[Collected data entries]
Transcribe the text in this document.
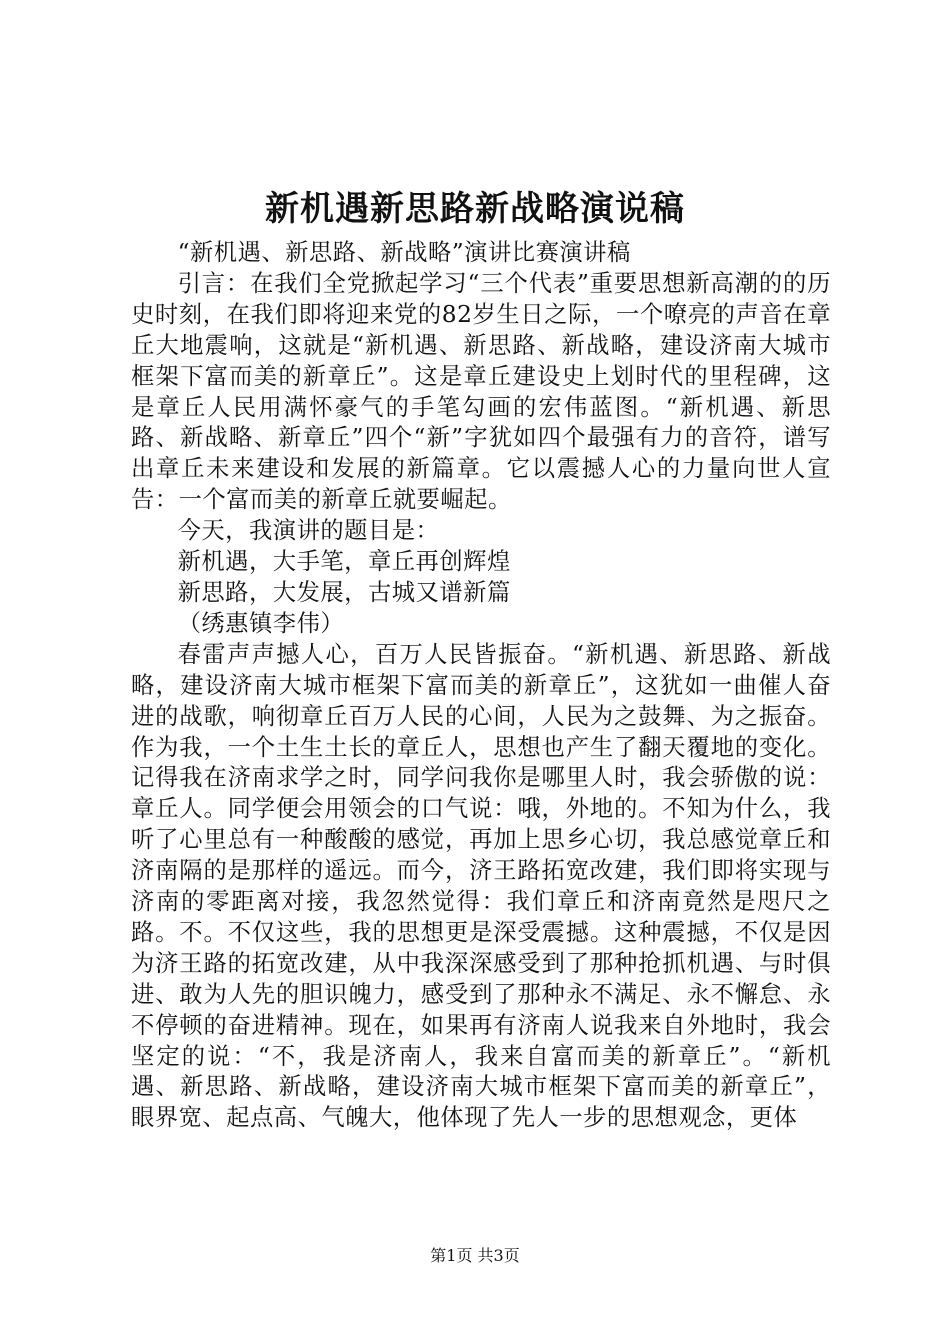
新机遇新思路新战略演说稿

“新机遇、新思路、新战略”演讲比赛演讲稿

引言：在我们全党掀起学习“三个代表”重要思想新高潮的的历史时刻，在我们即将迎来党的82岁生日之际，一个嘹亮的声音在章丘大地震响，这就是“新机遇、新思路、新战略，建设济南大城市框架下富而美的新章丘”。这是章丘建设史上划时代的里程碑，这是章丘人民用满怀豪气的手笔勾画的宏伟蓝图。“新机遇、新思路、新战略、新章丘”四个“新”字犹如四个最强有力的音符，谱写出章丘未来建设和发展的新篇章。它以震撼人心的力量向世人宣告：一个富而美的新章丘就要崛起。

今天，我演讲的题目是：

新机遇，大手笔，章丘再创辉煌

新思路，大发展，古城又谱新篇

（绣惠镇李伟）

春雷声声撼人心，百万人民皆振奋。“新机遇、新思路、新战略，建设济南大城市框架下富而美的新章丘”，这犹如一曲催人奋进的战歌，响彻章丘百万人民的心间，人民为之鼓舞、为之振奋。作为我，一个土生土长的章丘人，思想也产生了翻天覆地的变化。记得我在济南求学之时，同学问我你是哪里人时，我会骄傲的说：章丘人。同学便会用领会的口气说：哦，外地的。不知为什么，我听了心里总有一种酸酸的感觉，再加上思乡心切，我总感觉章丘和济南隔的是那样的遥远。而今，济王路拓宽改建，我们即将实现与济南的零距离对接，我忽然觉得：我们章丘和济南竟然是咫尺之路。不。不仅这些，我的思想更是深受震撼。这种震撼，不仅是因为济王路的拓宽改建，从中我深深感受到了那种抢抓机遇、与时俱进、敢为人先的胆识魄力，感受到了那种永不满足、永不懈怠、永不停顿的奋进精神。现在，如果再有济南人说我来自外地时，我会坚定的说：“不，我是济南人，我来自富而美的新章丘”。“新机遇、新思路、新战略，建设济南大城市框架下富而美的新章丘”，眼界宽、起点高、气魄大，他体现了先人一步的思想观念，更体

第1页 共3页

§ **Request**
Reproduce the material above in full, exactly, with no images.

§ **Exercise output**
Transcribe the text in this document.
新机遇新思路新战略演说稿

“新机遇、新思路、新战略”演讲比赛演讲稿

引言：在我们全党掀起学习“三个代表”重要思想新高潮的的历史时刻，在我们即将迎来党的82岁生日之际，一个嘹亮的声音在章丘大地震响，这就是“新机遇、新思路、新战略，建设济南大城市框架下富而美的新章丘”。这是章丘建设史上划时代的里程碑，这是章丘人民用满怀豪气的手笔勾画的宏伟蓝图。“新机遇、新思路、新战略、新章丘”四个“新”字犹如四个最强有力的音符，谱写出章丘未来建设和发展的新篇章。它以震撼人心的力量向世人宣告：一个富而美的新章丘就要崛起。

今天，我演讲的题目是：

新机遇，大手笔，章丘再创辉煌

新思路，大发展，古城又谱新篇

（绣惠镇李伟）

春雷声声撼人心，百万人民皆振奋。“新机遇、新思路、新战略，建设济南大城市框架下富而美的新章丘”，这犹如一曲催人奋进的战歌，响彻章丘百万人民的心间，人民为之鼓舞、为之振奋。作为我，一个土生土长的章丘人，思想也产生了翻天覆地的变化。记得我在济南求学之时，同学问我你是哪里人时，我会骄傲的说：章丘人。同学便会用领会的口气说：哦，外地的。不知为什么，我听了心里总有一种酸酸的感觉，再加上思乡心切，我总感觉章丘和济南隔的是那样的遥远。而今，济王路拓宽改建，我们即将实现与济南的零距离对接，我忽然觉得：我们章丘和济南竟然是咫尺之路。不。不仅这些，我的思想更是深受震撼。这种震撼，不仅是因为济王路的拓宽改建，从中我深深感受到了那种抢抓机遇、与时俱进、敢为人先的胆识魄力，感受到了那种永不满足、永不懈怠、永不停顿的奋进精神。现在，如果再有济南人说我来自外地时，我会坚定的说：“不，我是济南人，我来自富而美的新章丘”。“新机遇、新思路、新战略，建设济南大城市框架下富而美的新章丘”，眼界宽、起点高、气魄大，他体现了先人一步的思想观念，更体

第1页 共3页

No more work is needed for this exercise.